▸ BRIEF A
Summarize the biography of Frederick Messer in two sentences.
▸ BRIEF B
Reproduce word for word the part of the Frederick Messer biography that opens with the words containing "Sir Frederick Messer" and closes with "Industrial Orthopaedic Society.".
▸ BRIEF C
Pick up the Frederick Messer biography after its final sentence and keep writing.

▸ EXCERPT TO READ

▬▬▬

Member of Parliament for Tottenham South
- In office 30 May 1929 – 27 October 1931
- Preceded by: Patrick Bernard Malone
- Succeeded by: Francis Noel Palmer
- In office 14 November 1935 – 23 February 1950
- Preceded by: Francis Noel Palmer
- Succeeded by: Constituency abolished

Member of Parliament for Tottenham
- In office 23 February 1950 – 8 October 1959
- Preceded by: Constituency established
- Succeeded by: Alan Grahame Brown

Chairman of Middlesex County Council
- In office 1947–1948
- Preceded by: Bernard Harry Rockman
- Succeeded by: William John Irving

Personal details
- Born: 12 May 1886 Islington, United Kingdom
- Died: 8 May 1971 (aged 84) Croydon, United Kingdom

= Frederick Messer =

English Labour politician

Sir Frederick Messer CBE (12 May 1886 – 8 May 1971) was an English trade unionist, Labour Party politician and animal welfare activist. He was a member of the House of Commons and Chairman of Middlesex County Council.

==Life and Career==

Messer was born in north London and was the son of a poor law officer. He was educated at Thornhill Primary School, Islington before entering an apprenticeship as a French polisher. He became one of the first members of the French Polishers Union. He subsequently changed his career, becoming national organiser of the Industrial Orthopaedic Society.

He was elected as a Labour Party Member of Parliament (MP) for Tottenham South at the 1929 general election. Two years later another election was held and Messer was defeated in a straight fight with the National Labour candidate, Francis Palmer The situation was reversed when he regained the seat from Palmer at the next general election in 1935. He held the seat until its abolition in 1950, and was MP for the successor seat of Tottenham from 1950 until his retirement from parliament in 1959. He was appointed a Commander of the Order of the British Empire in 1948 "for political and public services" and knighted in the 1953 Coronation Honours List.

▬▬▬

▸ DATA SECTION
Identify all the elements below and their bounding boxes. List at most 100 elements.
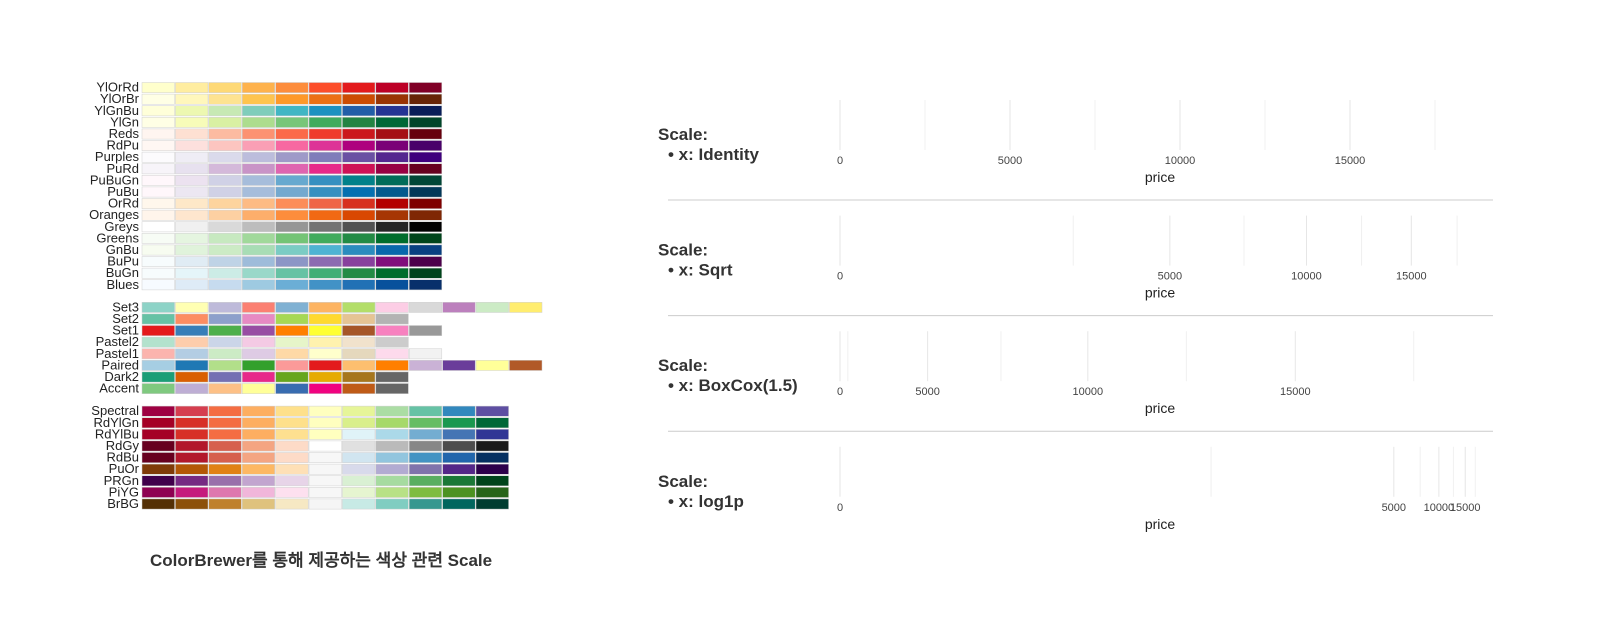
palette-swatch [408,140,443,151]
palette-swatch [141,163,175,175]
palette-swatch [175,244,209,256]
scale-transform-panels: Scale: • x: Identity 0 5000 10000 15000 price S… [658,100,1493,532]
palette-swatch [208,487,242,498]
palette-swatch [208,498,242,510]
palette-row-set3: Set3 [112,299,543,314]
x-axis-label: price [1145,285,1176,301]
tick-label: 15000 [1450,502,1481,514]
palette-swatch [442,487,476,498]
scale-heading: Scale: [658,472,708,491]
tick-label: 5000 [1158,271,1182,283]
palette-swatch [175,360,209,371]
palette-swatch [208,233,242,244]
palette-swatch [308,498,342,510]
palette-swatch [442,302,476,313]
palette-swatch [342,128,376,140]
tick-label: 15000 [1335,155,1366,167]
palette-swatch [375,463,409,475]
palette-swatch [175,82,209,93]
palette-swatch [442,440,476,452]
palette-swatch [208,267,242,279]
palette-swatch [475,487,509,498]
palette-swatch [208,405,242,417]
palette-swatch [175,498,209,510]
palette-swatch [241,82,276,93]
palette-swatch [408,417,443,429]
palette-swatch [241,140,276,151]
palette-swatch [375,175,409,186]
palette-row-bupu: BuPu [107,254,443,269]
palette-swatch [175,440,209,452]
palette-swatch [275,163,309,175]
palette-swatch [375,244,409,256]
palette-swatch [275,105,309,117]
palette-row-pastel2: Pastel2 [96,334,409,349]
palette-swatch [375,151,409,163]
palette-swatch [408,405,443,417]
palette-swatch [342,209,376,221]
palette-name: Oranges [89,207,139,222]
palette-swatch [275,233,309,244]
palette-swatch [208,417,242,429]
palette-row-set1: Set1 [112,323,443,338]
palette-swatch [308,198,342,209]
palette-swatch [208,117,242,128]
palette-swatch [208,429,242,440]
palette-row-greens: Greens [96,230,443,245]
palette-swatch [375,336,409,348]
palette-swatch [342,336,376,348]
palette-swatch [208,186,242,198]
palette-name: Paired [101,357,139,372]
palette-swatch [208,336,242,348]
palette-swatch [375,186,409,198]
scale-panel-3: Scale:• x: BoxCox(1.5) 0 5000 10000 15000 pri… [658,331,1493,432]
palette-swatch [241,198,276,209]
palette-swatch [208,256,242,267]
palette-swatch [208,128,242,140]
palette-swatch [241,360,276,371]
palette-swatch [175,383,209,394]
palette-swatch [375,256,409,267]
palette-swatch [442,475,476,487]
palette-swatch [241,186,276,198]
palette-swatch [241,233,276,244]
scale-bullet: • x: Sqrt [668,261,733,280]
palette-swatch [408,302,443,313]
palette-swatch [308,325,342,336]
palette-swatch [342,325,376,336]
palette-swatch [175,175,209,186]
palette-swatch [275,371,309,383]
palette-swatch [308,175,342,186]
palette-swatch [375,498,409,510]
palette-swatch [241,302,276,313]
tick-label: 10000 [1165,155,1196,167]
palette-row-rdylgn: RdYlGn [93,415,509,430]
palette-swatch [342,198,376,209]
palette-swatch [241,267,276,279]
tick-label: 0 [837,271,843,283]
palette-row-purd: PuRd [106,161,443,176]
palette-swatch [308,405,342,417]
palette-name: RdPu [106,138,139,153]
palette-swatch [241,313,276,325]
palette-swatch [275,175,309,186]
palette-swatch [475,463,509,475]
palette-swatch [241,244,276,256]
palette-row-dark2: Dark2 [104,369,409,384]
palette-name: PuBu [107,184,139,199]
palette-swatch [408,117,443,128]
palette-swatch [342,498,376,510]
palette-swatch [308,82,342,93]
palette-swatch [408,360,443,371]
palette-swatch [241,256,276,267]
palette-row-accent: Accent [99,381,409,396]
palette-swatch [175,463,209,475]
scale-bullet: • x: Identity [668,145,760,164]
palette-swatch [175,325,209,336]
palette-row-rdylbu: RdYlBu [95,426,509,441]
palette-swatch [241,348,276,360]
palette-swatch [141,209,175,221]
palette-swatch [275,417,309,429]
palette-swatch [275,256,309,267]
palette-swatch [342,302,376,313]
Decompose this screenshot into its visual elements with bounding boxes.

▬▬▬

▸ OUTPUT A
Sir Frederick Messer (1886–1971) was an English trade unionist, Labour politician and animal welfare activist who trained as a French polisher and later became national organiser of the Industrial Orthopaedic Society. He was MP for Tottenham South from 1929 to 1931 and again from 1935 until 1950, then for Tottenham until he retired in 1959, and he was made a CBE in 1948 and knighted in 1953.

▸ OUTPUT B
Sir Frederick Messer CBE (12 May 1886 – 8 May 1971) was an English trade unionist, Labour Party politician and animal welfare activist. He was a member of the House of Commons and Chairman of Middlesex County Council.

==Life and Career==

Messer was born in north London and was the son of a poor law officer. He was educated at Thornhill Primary School, Islington before entering an apprenticeship as a French polisher. He became one of the first members of the French Polishers Union. He subsequently changed his career, becoming national organiser of the Industrial Orthopaedic Society.

▸ OUTPUT C
As well as serving in parliament, he was for many years a member of Middlesex County Council. For 15 years he was chairman of the Labour group on the council, and in 1938 was elevated to become an alderman. He served as chairman of the council from 1947 to 1948, the first member of the Labour Party to hold the chair. A Bevanite, in 1958 he became the first president of Victory for Socialism, a left-wing ginger group within the Labour Party.

Messer died in Croydon, aged 84.

==Animal welfare==

In 1954, Messer supported the Protection of Animals (Anaesthetics) Bill which had a second reading in the House of Commons. The Bill made it an offence to perform certain operations on cattle, cats, dogs and horses without the use of anaesthetics. The Bill had been prepared by the British Veterinary Association and received support from the National Farmers' Union, British Horse Society and the RSPCA.

In the late 1950s, Messer campaigned against deer hunting. He was a member of the National Abolition of Deer Hunting Committee. In 1957, he introduced to Parliament the Protection of Deer Bill. The Bill prohibited the hunting with hounds of deer and proposed humane methods of control. The Bill was drafted in consultation with the League Against Cruel Sports and also received support from the RSPCA.

In 1959, Messer performed the commentary on a 25 minute film of deer being hunted in Britain. The film took two years to produce and included footage of hunting scenes, including the chase, kill and cutting of dead deer. The film was made by the National Abolition of Deer Hunting Committee and was shown to MP's in the House of Commons.

In 1959 and 1965, the Protection of Deer Bill was read at the House of Commons with strong opposition.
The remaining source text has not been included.